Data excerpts
— BEGIN —

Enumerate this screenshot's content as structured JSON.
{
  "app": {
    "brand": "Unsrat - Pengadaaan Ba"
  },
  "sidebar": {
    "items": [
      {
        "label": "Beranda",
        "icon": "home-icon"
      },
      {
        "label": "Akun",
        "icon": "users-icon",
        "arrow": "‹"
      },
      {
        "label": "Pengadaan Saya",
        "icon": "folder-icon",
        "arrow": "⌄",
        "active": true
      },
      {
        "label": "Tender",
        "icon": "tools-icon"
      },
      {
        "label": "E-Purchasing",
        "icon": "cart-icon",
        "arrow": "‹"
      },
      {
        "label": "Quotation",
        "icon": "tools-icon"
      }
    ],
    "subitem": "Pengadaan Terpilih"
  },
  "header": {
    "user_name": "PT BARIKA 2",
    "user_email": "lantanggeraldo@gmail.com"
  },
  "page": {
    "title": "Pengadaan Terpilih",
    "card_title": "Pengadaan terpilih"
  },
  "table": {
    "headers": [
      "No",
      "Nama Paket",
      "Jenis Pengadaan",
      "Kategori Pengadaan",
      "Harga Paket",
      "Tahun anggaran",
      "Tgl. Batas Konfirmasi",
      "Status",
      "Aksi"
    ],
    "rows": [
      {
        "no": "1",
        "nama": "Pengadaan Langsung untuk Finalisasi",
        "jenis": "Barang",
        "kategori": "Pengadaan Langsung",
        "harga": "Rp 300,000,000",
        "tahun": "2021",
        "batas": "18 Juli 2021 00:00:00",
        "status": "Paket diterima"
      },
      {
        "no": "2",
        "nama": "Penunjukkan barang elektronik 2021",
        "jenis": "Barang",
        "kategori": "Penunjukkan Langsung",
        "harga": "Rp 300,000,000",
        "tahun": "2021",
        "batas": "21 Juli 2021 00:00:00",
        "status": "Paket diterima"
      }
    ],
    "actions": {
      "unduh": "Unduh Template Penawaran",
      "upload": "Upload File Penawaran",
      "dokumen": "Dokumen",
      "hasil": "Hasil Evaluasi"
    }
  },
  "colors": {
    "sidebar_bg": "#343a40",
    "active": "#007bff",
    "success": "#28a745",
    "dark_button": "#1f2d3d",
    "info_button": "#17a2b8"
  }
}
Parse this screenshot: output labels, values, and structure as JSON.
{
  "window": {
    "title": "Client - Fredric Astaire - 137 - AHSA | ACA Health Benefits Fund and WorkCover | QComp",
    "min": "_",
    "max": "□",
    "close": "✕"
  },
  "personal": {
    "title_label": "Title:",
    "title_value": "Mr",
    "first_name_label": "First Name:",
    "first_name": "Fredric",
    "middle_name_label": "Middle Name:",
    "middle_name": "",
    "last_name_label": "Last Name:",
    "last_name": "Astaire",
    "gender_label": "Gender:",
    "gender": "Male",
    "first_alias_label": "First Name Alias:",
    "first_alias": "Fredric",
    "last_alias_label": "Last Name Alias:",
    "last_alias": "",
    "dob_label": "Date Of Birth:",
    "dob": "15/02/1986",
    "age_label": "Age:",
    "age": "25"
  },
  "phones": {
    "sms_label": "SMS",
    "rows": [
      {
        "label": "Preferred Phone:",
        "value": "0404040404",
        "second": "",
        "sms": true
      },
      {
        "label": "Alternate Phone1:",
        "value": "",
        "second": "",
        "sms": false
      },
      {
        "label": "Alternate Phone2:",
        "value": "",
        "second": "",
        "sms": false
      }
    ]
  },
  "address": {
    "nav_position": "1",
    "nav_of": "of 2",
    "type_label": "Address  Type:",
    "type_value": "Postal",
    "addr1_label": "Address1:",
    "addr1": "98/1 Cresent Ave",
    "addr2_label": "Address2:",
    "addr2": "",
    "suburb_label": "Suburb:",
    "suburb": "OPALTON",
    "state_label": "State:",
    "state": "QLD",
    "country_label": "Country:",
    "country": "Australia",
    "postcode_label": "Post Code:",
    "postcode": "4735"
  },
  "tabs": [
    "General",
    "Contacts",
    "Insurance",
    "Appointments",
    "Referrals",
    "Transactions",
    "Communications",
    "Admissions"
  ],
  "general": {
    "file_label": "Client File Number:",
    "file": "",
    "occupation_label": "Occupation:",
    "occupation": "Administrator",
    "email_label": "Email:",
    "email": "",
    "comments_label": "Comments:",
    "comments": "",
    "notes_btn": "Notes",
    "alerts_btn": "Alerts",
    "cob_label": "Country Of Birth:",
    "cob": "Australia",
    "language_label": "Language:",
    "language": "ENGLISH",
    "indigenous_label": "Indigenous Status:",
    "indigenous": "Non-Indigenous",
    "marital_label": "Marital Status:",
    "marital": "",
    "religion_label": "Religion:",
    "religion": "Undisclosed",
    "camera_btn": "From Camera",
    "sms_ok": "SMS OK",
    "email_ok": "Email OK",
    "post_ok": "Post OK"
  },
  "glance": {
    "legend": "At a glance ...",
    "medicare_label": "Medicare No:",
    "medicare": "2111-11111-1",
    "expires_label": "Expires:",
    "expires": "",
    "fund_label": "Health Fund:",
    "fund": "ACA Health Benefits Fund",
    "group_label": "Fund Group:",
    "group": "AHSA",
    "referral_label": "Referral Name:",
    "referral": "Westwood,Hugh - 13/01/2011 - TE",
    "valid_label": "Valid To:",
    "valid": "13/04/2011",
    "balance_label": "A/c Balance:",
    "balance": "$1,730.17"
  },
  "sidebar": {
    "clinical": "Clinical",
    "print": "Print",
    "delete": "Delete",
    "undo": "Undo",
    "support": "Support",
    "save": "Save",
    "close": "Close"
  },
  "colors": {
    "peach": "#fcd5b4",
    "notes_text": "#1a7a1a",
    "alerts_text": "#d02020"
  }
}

— END —

[Problem description]: From the records above, please extract every line and repeat it exactly.

[Task output]:
Enumerate this screenshot's content as structured JSON.
{
  "app": {
    "brand": "Unsrat - Pengadaaan Ba"
  },
  "sidebar": {
    "items": [
      {
        "label": "Beranda",
        "icon": "home-icon"
      },
      {
        "label": "Akun",
        "icon": "users-icon",
        "arrow": "‹"
      },
      {
        "label": "Pengadaan Saya",
        "icon": "folder-icon",
        "arrow": "⌄",
        "active": true
      },
      {
        "label": "Tender",
        "icon": "tools-icon"
      },
      {
        "label": "E-Purchasing",
        "icon": "cart-icon",
        "arrow": "‹"
      },
      {
        "label": "Quotation",
        "icon": "tools-icon"
      }
    ],
    "subitem": "Pengadaan Terpilih"
  },
  "header": {
    "user_name": "PT BARIKA 2",
    "user_email": "lantanggeraldo@gmail.com"
  },
  "page": {
    "title": "Pengadaan Terpilih",
    "card_title": "Pengadaan terpilih"
  },
  "table": {
    "headers": [
      "No",
      "Nama Paket",
      "Jenis Pengadaan",
      "Kategori Pengadaan",
      "Harga Paket",
      "Tahun anggaran",
      "Tgl. Batas Konfirmasi",
      "Status",
      "Aksi"
    ],
    "rows": [
      {
        "no": "1",
        "nama": "Pengadaan Langsung untuk Finalisasi",
        "jenis": "Barang",
        "kategori": "Pengadaan Langsung",
        "harga": "Rp 300,000,000",
        "tahun": "2021",
        "batas": "18 Juli 2021 00:00:00",
        "status": "Paket diterima"
      },
      {
        "no": "2",
        "nama": "Penunjukkan barang elektronik 2021",
        "jenis": "Barang",
        "kategori": "Penunjukkan Langsung",
        "harga": "Rp 300,000,000",
        "tahun": "2021",
        "batas": "21 Juli 2021 00:00:00",
        "status": "Paket diterima"
      }
    ],
    "actions": {
      "unduh": "Unduh Template Penawaran",
      "upload": "Upload File Penawaran",
      "dokumen": "Dokumen",
      "hasil": "Hasil Evaluasi"
    }
  },
  "colors": {
    "sidebar_bg": "#343a40",
    "active": "#007bff",
    "success": "#28a745",
    "dark_button": "#1f2d3d",
    "info_button": "#17a2b8"
  }
}
Parse this screenshot: output labels, values, and structure as JSON.
{
  "window": {
    "title": "Client - Fredric Astaire - 137 - AHSA | ACA Health Benefits Fund and WorkCover | QComp",
    "min": "_",
    "max": "□",
    "close": "✕"
  },
  "personal": {
    "title_label": "Title:",
    "title_value": "Mr",
    "first_name_label": "First Name:",
    "first_name": "Fredric",
    "middle_name_label": "Middle Name:",
    "middle_name": "",
    "last_name_label": "Last Name:",
    "last_name": "Astaire",
    "gender_label": "Gender:",
    "gender": "Male",
    "first_alias_label": "First Name Alias:",
    "first_alias": "Fredric",
    "last_alias_label": "Last Name Alias:",
    "last_alias": "",
    "dob_label": "Date Of Birth:",
    "dob": "15/02/1986",
    "age_label": "Age:",
    "age": "25"
  },
  "phones": {
    "sms_label": "SMS",
    "rows": [
      {
        "label": "Preferred Phone:",
        "value": "0404040404",
        "second": "",
        "sms": true
      },
      {
        "label": "Alternate Phone1:",
        "value": "",
        "second": "",
        "sms": false
      },
      {
        "label": "Alternate Phone2:",
        "value": "",
        "second": "",
        "sms": false
      }
    ]
  },
  "address": {
    "nav_position": "1",
    "nav_of": "of 2",
    "type_label": "Address  Type:",
    "type_value": "Postal",
    "addr1_label": "Address1:",
    "addr1": "98/1 Cresent Ave",
    "addr2_label": "Address2:",
    "addr2": "",
    "suburb_label": "Suburb:",
    "suburb": "OPALTON",
    "state_label": "State:",
    "state": "QLD",
    "country_label": "Country:",
    "country": "Australia",
    "postcode_label": "Post Code:",
    "postcode": "4735"
  },
  "tabs": [
    "General",
    "Contacts",
    "Insurance",
    "Appointments",
    "Referrals",
    "Transactions",
    "Communications",
    "Admissions"
  ],
  "general": {
    "file_label": "Client File Number:",
    "file": "",
    "occupation_label": "Occupation:",
    "occupation": "Administrator",
    "email_label": "Email:",
    "email": "",
    "comments_label": "Comments:",
    "comments": "",
    "notes_btn": "Notes",
    "alerts_btn": "Alerts",
    "cob_label": "Country Of Birth:",
    "cob": "Australia",
    "language_label": "Language:",
    "language": "ENGLISH",
    "indigenous_label": "Indigenous Status:",
    "indigenous": "Non-Indigenous",
    "marital_label": "Marital Status:",
    "marital": "",
    "religion_label": "Religion:",
    "religion": "Undisclosed",
    "camera_btn": "From Camera",
    "sms_ok": "SMS OK",
    "email_ok": "Email OK",
    "post_ok": "Post OK"
  },
  "glance": {
    "legend": "At a glance ...",
    "medicare_label": "Medicare No:",
    "medicare": "2111-11111-1",
    "expires_label": "Expires:",
    "expires": "",
    "fund_label": "Health Fund:",
    "fund": "ACA Health Benefits Fund",
    "group_label": "Fund Group:",
    "group": "AHSA",
    "referral_label": "Referral Name:",
    "referral": "Westwood,Hugh - 13/01/2011 - TE",
    "valid_label": "Valid To:",
    "valid": "13/04/2011",
    "balance_label": "A/c Balance:",
    "balance": "$1,730.17"
  },
  "sidebar": {
    "clinical": "Clinical",
    "print": "Print",
    "delete": "Delete",
    "undo": "Undo",
    "support": "Support",
    "save": "Save",
    "close": "Close"
  },
  "colors": {
    "peach": "#fcd5b4",
    "notes_text": "#1a7a1a",
    "alerts_text": "#d02020"
  }
}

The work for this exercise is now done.